• Task
Single out each line with the word "Municipal" and copy it.

• Records for this exercise
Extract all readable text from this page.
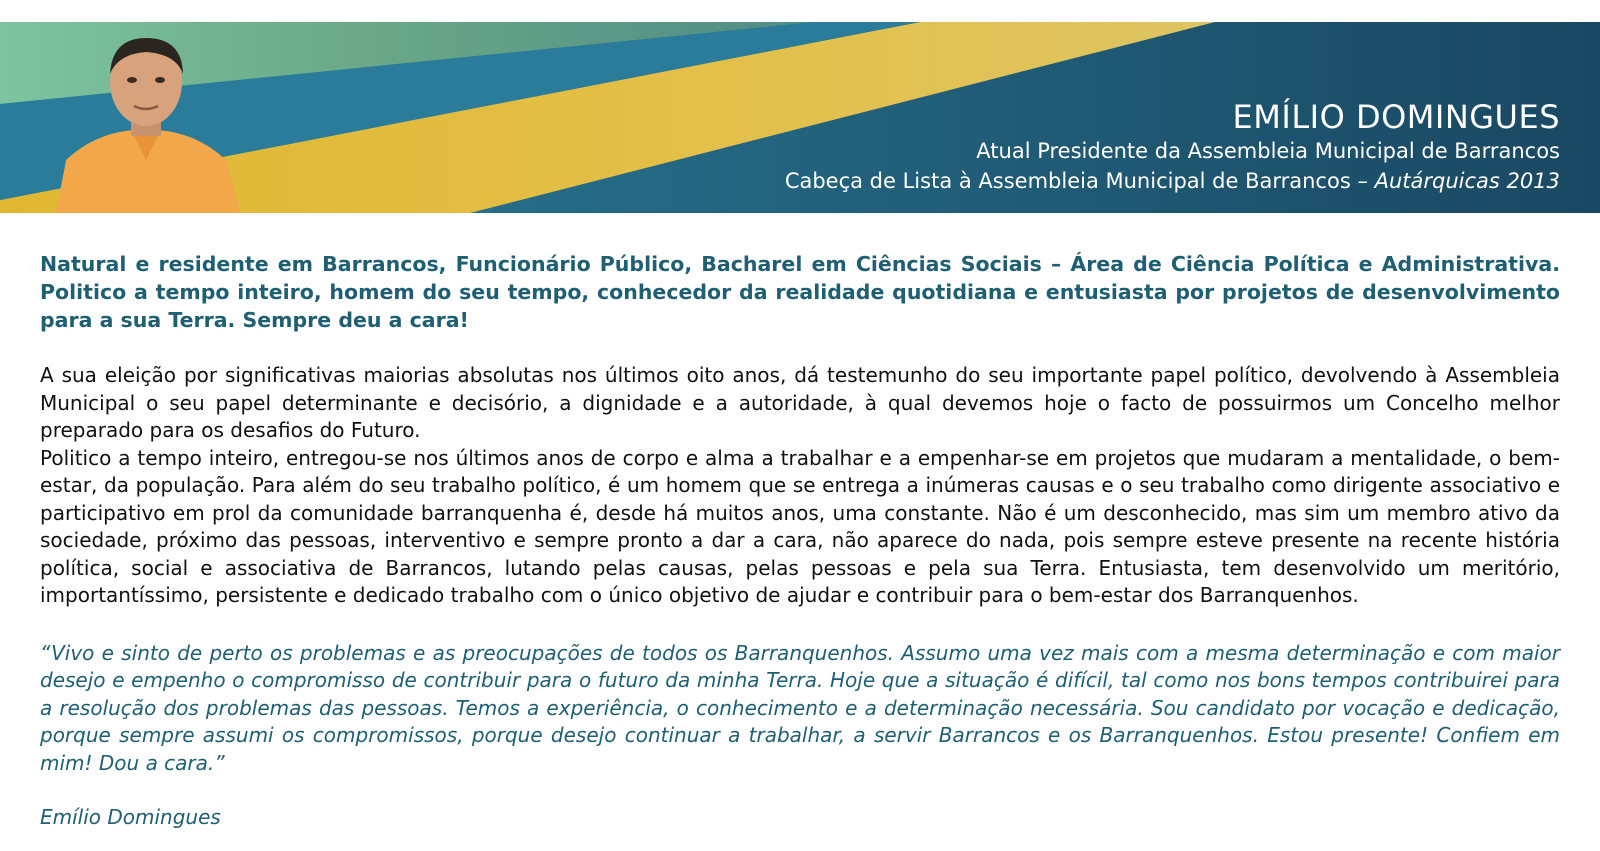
EMÍLIO DOMINGUES
Atual Presidente da Assembleia Municipal de Barrancos
Cabeça de Lista à Assembleia Municipal de Barrancos – Autárquicas 2013

Natural e residente em Barrancos, Funcionário Público, Bacharel em Ciências Sociais – Área de Ciência Política e Administrativa. Politico a tempo inteiro, homem do seu tempo, conhecedor da realidade quotidiana e entusiasta por projetos de desenvolvimento para a sua Terra. Sempre deu a cara!

A sua eleição por significativas maiorias absolutas nos últimos oito anos, dá testemunho do seu importante papel político, devolvendo à Assembleia Municipal o seu papel determinante e decisório, a dignidade e a autoridade, à qual devemos hoje o facto de possuirmos um Concelho melhor preparado para os desafios do Futuro.

Politico a tempo inteiro, entregou-se nos últimos anos de corpo e alma a trabalhar e a empenhar-se em projetos que mudaram a mentalidade, o bem-estar, da população. Para além do seu trabalho político, é um homem que se entrega a inúmeras causas e o seu trabalho como dirigente associativo e participativo em prol da comunidade barranquenha é, desde há muitos anos, uma constante. Não é um desconhecido, mas sim um membro ativo da sociedade, próximo das pessoas, interventivo e sempre pronto a dar a cara, não aparece do nada, pois sempre esteve presente na recente história política, social e associativa de Barrancos, lutando pelas causas, pelas pessoas e pela sua Terra. Entusiasta, tem desenvolvido um meritório, importantíssimo, persistente e dedicado trabalho com o único objetivo de ajudar e contribuir para o bem-estar dos Barranquenhos.

“Vivo e sinto de perto os problemas e as preocupações de todos os Barranquenhos. Assumo uma vez mais com a mesma determinação e com maior desejo e empenho o compromisso de contribuir para o futuro da minha Terra. Hoje que a situação é difícil, tal como nos bons tempos contribuirei para a resolução dos problemas das pessoas. Temos a experiência, o conhecimento e a determinação necessária. Sou candidato por vocação e dedicação, porque sempre assumi os compromissos, porque desejo continuar a trabalhar, a servir Barrancos e os Barranquenhos. Estou presente! Confiem em mim! Dou a cara.”

Emílio Domingues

• Written reply
Atual Presidente da Assembleia Municipal de Barrancos
Cabeça de Lista à Assembleia Municipal de Barrancos – Autárquicas 2013
A sua eleição por significativas maiorias absolutas nos últimos oito anos, dá testemunho do seu importante papel político, devolvendo à Assembleia Municipal o seu papel determinante e decisório, a dignidade e a autoridade, à qual devemos hoje o facto de possuirmos um Concelho melhor preparado para os desafios do Futuro.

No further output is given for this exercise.